## EXERCISE DATA
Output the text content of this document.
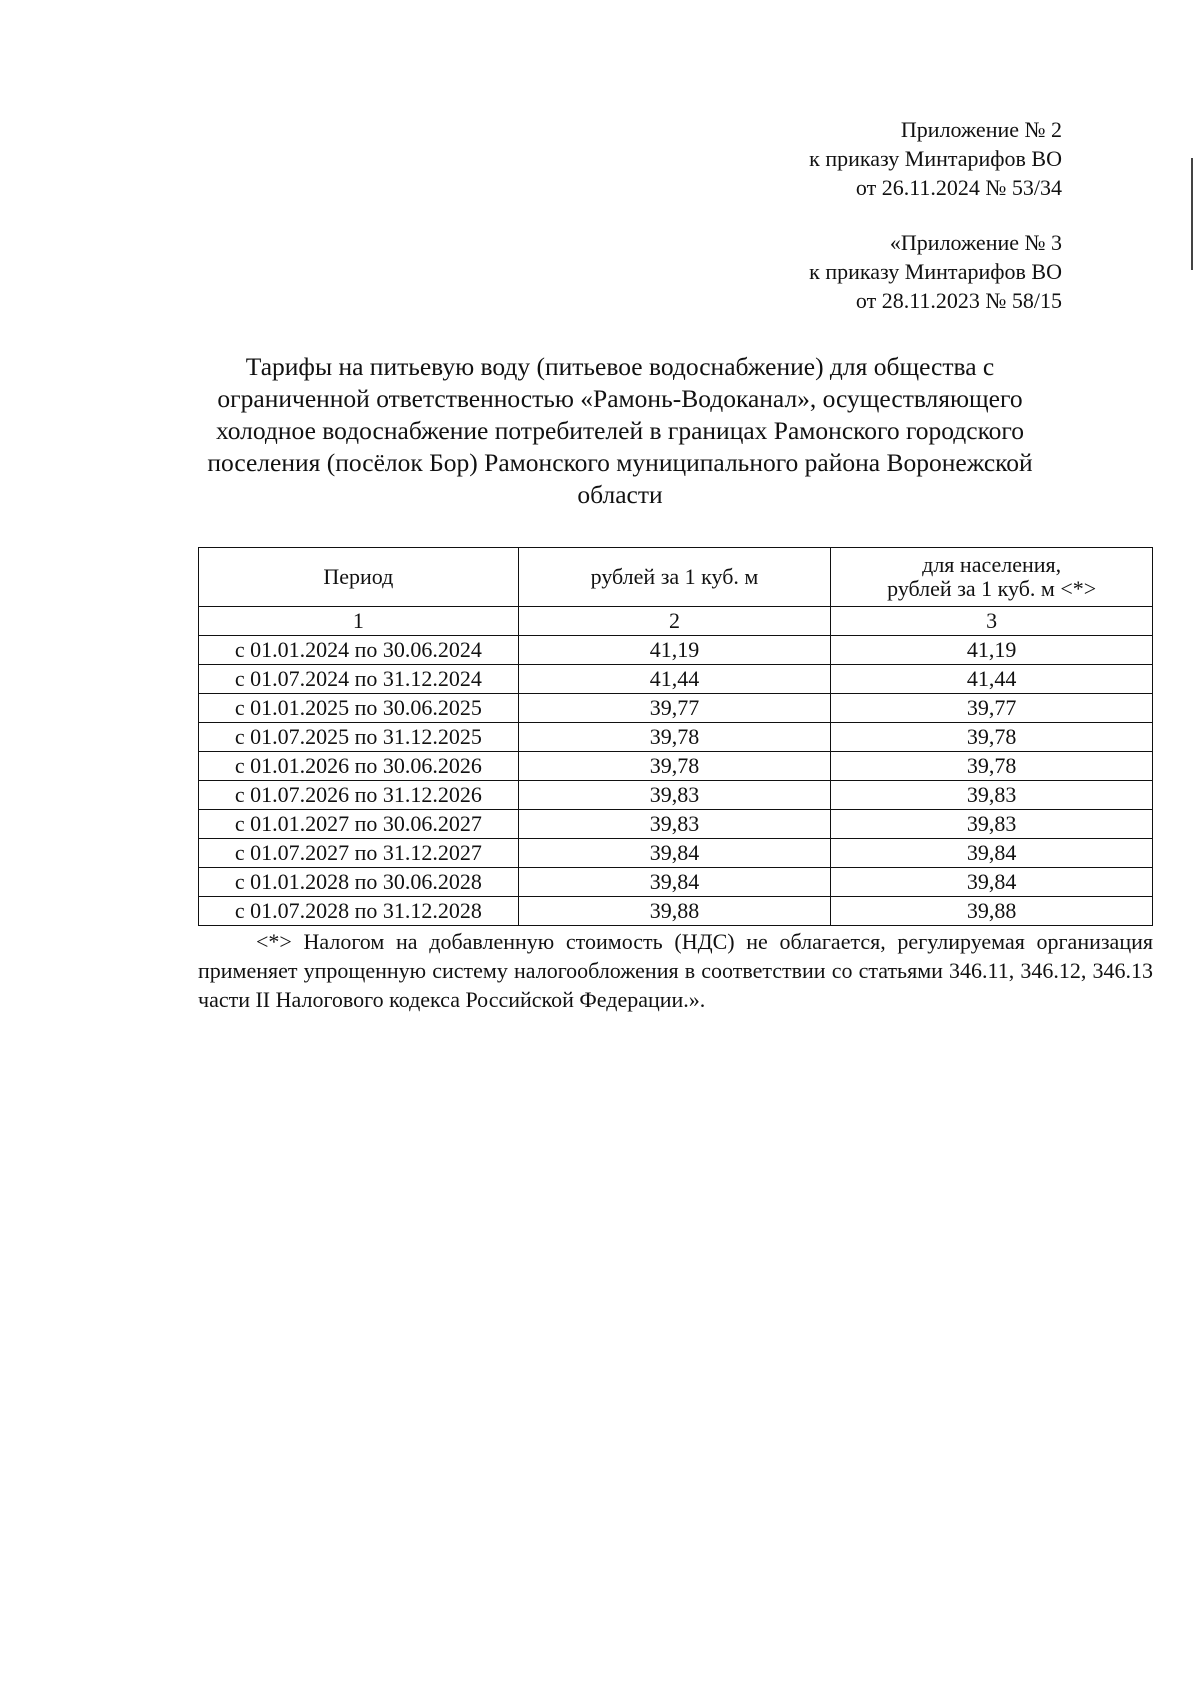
Приложение № 2
к приказу Минтарифов ВО
от 26.11.2024 № 53/34
«Приложение № 3
к приказу Минтарифов ВО
от 28.11.2023 № 58/15
Тарифы на питьевую воду (питьевое водоснабжение) для общества с
ограниченной ответственностью «Рамонь-Водоканал», осуществляющего
холодное водоснабжение потребителей в границах Рамонского городского
поселения (посёлок Бор) Рамонского муниципального района Воронежской
области
Период	рублей за 1 куб. м	для населения,
рублей за 1 куб. м <*>

1	2	3
с 01.01.2024 по 30.06.2024	41,19	41,19
с 01.07.2024 по 31.12.2024	41,44	41,44
с 01.01.2025 по 30.06.2025	39,77	39,77
с 01.07.2025 по 31.12.2025	39,78	39,78
с 01.01.2026 по 30.06.2026	39,78	39,78
с 01.07.2026 по 31.12.2026	39,83	39,83
с 01.01.2027 по 30.06.2027	39,83	39,83
с 01.07.2027 по 31.12.2027	39,84	39,84
с 01.01.2028 по 30.06.2028	39,84	39,84
с 01.07.2028 по 31.12.2028	39,88	39,88
<*> Налогом на добавленную стоимость (НДС) не облагается, регулируемая организация применяет упрощенную систему налогообложения в соответствии со статьями 346.11, 346.12, 346.13 части II Налогового кодекса Российской Федерации.».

## STATED GOAL
Copy whichever lines in the listing above contain the word "рублей".

## REPLY TO THE EXERCISE
Период	рублей за 1 куб. м	для населения,
рублей за 1 куб. м <*>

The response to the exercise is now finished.